— Begin —
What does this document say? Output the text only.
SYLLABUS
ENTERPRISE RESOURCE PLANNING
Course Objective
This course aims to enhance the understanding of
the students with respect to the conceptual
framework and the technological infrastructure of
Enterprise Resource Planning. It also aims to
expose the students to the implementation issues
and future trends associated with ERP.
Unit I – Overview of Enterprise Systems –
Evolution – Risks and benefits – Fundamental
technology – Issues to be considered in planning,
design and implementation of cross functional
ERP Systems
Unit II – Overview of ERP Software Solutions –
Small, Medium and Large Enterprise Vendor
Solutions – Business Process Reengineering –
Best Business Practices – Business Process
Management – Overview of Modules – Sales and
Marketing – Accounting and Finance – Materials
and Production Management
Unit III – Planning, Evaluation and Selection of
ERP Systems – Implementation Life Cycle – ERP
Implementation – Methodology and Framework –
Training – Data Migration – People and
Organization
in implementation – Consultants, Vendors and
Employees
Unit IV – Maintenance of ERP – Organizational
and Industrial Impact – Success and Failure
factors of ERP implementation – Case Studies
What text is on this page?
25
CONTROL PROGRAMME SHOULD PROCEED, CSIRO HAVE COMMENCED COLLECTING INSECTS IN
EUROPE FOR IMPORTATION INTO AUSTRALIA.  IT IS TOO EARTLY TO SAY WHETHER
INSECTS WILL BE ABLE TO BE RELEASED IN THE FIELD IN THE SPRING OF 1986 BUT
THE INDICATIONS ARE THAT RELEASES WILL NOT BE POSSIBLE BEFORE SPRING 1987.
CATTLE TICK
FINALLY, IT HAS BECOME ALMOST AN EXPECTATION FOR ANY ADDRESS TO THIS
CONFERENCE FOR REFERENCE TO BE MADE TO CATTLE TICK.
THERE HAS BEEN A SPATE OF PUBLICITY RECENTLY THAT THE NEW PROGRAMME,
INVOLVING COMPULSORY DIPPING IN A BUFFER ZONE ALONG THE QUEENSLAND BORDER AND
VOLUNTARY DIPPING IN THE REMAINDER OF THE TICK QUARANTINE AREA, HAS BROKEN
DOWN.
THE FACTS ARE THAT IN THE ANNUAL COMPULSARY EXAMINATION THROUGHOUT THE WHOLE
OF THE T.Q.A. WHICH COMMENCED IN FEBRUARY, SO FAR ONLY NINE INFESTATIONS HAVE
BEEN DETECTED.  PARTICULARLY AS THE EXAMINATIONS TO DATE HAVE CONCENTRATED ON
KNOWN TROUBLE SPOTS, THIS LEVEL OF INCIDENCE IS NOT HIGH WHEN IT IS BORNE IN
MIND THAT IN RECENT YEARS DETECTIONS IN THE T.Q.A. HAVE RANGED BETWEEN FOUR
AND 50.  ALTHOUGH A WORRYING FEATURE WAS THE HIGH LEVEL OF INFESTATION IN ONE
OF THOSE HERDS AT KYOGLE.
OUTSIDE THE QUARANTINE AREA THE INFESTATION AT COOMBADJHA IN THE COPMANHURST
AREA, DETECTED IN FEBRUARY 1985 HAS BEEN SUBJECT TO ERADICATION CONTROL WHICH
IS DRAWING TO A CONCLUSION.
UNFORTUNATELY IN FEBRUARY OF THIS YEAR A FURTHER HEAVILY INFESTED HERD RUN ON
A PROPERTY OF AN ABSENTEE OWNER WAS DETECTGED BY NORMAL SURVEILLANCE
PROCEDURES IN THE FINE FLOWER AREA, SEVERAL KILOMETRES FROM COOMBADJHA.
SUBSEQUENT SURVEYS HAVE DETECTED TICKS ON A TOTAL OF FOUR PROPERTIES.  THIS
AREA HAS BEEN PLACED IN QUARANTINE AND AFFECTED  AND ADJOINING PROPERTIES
— End —
◆ **WHAT IS ASKED**
Please repeat the listing above in full and exactly.

◆ **WRITTEN SOLUTION**
What does this document say? Output the text only.
SYLLABUS
ENTERPRISE RESOURCE PLANNING
Course Objective
This course aims to enhance the understanding of
the students with respect to the conceptual
framework and the technological infrastructure of
Enterprise Resource Planning. It also aims to
expose the students to the implementation issues
and future trends associated with ERP.
Unit I – Overview of Enterprise Systems –
Evolution – Risks and benefits – Fundamental
technology – Issues to be considered in planning,
design and implementation of cross functional
ERP Systems
Unit II – Overview of ERP Software Solutions –
Small, Medium and Large Enterprise Vendor
Solutions – Business Process Reengineering –
Best Business Practices – Business Process
Management – Overview of Modules – Sales and
Marketing – Accounting and Finance – Materials
and Production Management
Unit III – Planning, Evaluation and Selection of
ERP Systems – Implementation Life Cycle – ERP
Implementation – Methodology and Framework –
Training – Data Migration – People and
Organization
in implementation – Consultants, Vendors and
Employees
Unit IV – Maintenance of ERP – Organizational
and Industrial Impact – Success and Failure
factors of ERP implementation – Case Studies
What text is on this page?
25
CONTROL PROGRAMME SHOULD PROCEED, CSIRO HAVE COMMENCED COLLECTING INSECTS IN
EUROPE FOR IMPORTATION INTO AUSTRALIA.  IT IS TOO EARTLY TO SAY WHETHER
INSECTS WILL BE ABLE TO BE RELEASED IN THE FIELD IN THE SPRING OF 1986 BUT
THE INDICATIONS ARE THAT RELEASES WILL NOT BE POSSIBLE BEFORE SPRING 1987.
CATTLE TICK
FINALLY, IT HAS BECOME ALMOST AN EXPECTATION FOR ANY ADDRESS TO THIS
CONFERENCE FOR REFERENCE TO BE MADE TO CATTLE TICK.
THERE HAS BEEN A SPATE OF PUBLICITY RECENTLY THAT THE NEW PROGRAMME,
INVOLVING COMPULSORY DIPPING IN A BUFFER ZONE ALONG THE QUEENSLAND BORDER AND
VOLUNTARY DIPPING IN THE REMAINDER OF THE TICK QUARANTINE AREA, HAS BROKEN
DOWN.
THE FACTS ARE THAT IN THE ANNUAL COMPULSARY EXAMINATION THROUGHOUT THE WHOLE
OF THE T.Q.A. WHICH COMMENCED IN FEBRUARY, SO FAR ONLY NINE INFESTATIONS HAVE
BEEN DETECTED.  PARTICULARLY AS THE EXAMINATIONS TO DATE HAVE CONCENTRATED ON
KNOWN TROUBLE SPOTS, THIS LEVEL OF INCIDENCE IS NOT HIGH WHEN IT IS BORNE IN
MIND THAT IN RECENT YEARS DETECTIONS IN THE T.Q.A. HAVE RANGED BETWEEN FOUR
AND 50.  ALTHOUGH A WORRYING FEATURE WAS THE HIGH LEVEL OF INFESTATION IN ONE
OF THOSE HERDS AT KYOGLE.
OUTSIDE THE QUARANTINE AREA THE INFESTATION AT COOMBADJHA IN THE COPMANHURST
AREA, DETECTED IN FEBRUARY 1985 HAS BEEN SUBJECT TO ERADICATION CONTROL WHICH
IS DRAWING TO A CONCLUSION.
UNFORTUNATELY IN FEBRUARY OF THIS YEAR A FURTHER HEAVILY INFESTED HERD RUN ON
A PROPERTY OF AN ABSENTEE OWNER WAS DETECTGED BY NORMAL SURVEILLANCE
PROCEDURES IN THE FINE FLOWER AREA, SEVERAL KILOMETRES FROM COOMBADJHA.
SUBSEQUENT SURVEYS HAVE DETECTED TICKS ON A TOTAL OF FOUR PROPERTIES.  THIS
AREA HAS BEEN PLACED IN QUARANTINE AND AFFECTED  AND ADJOINING PROPERTIES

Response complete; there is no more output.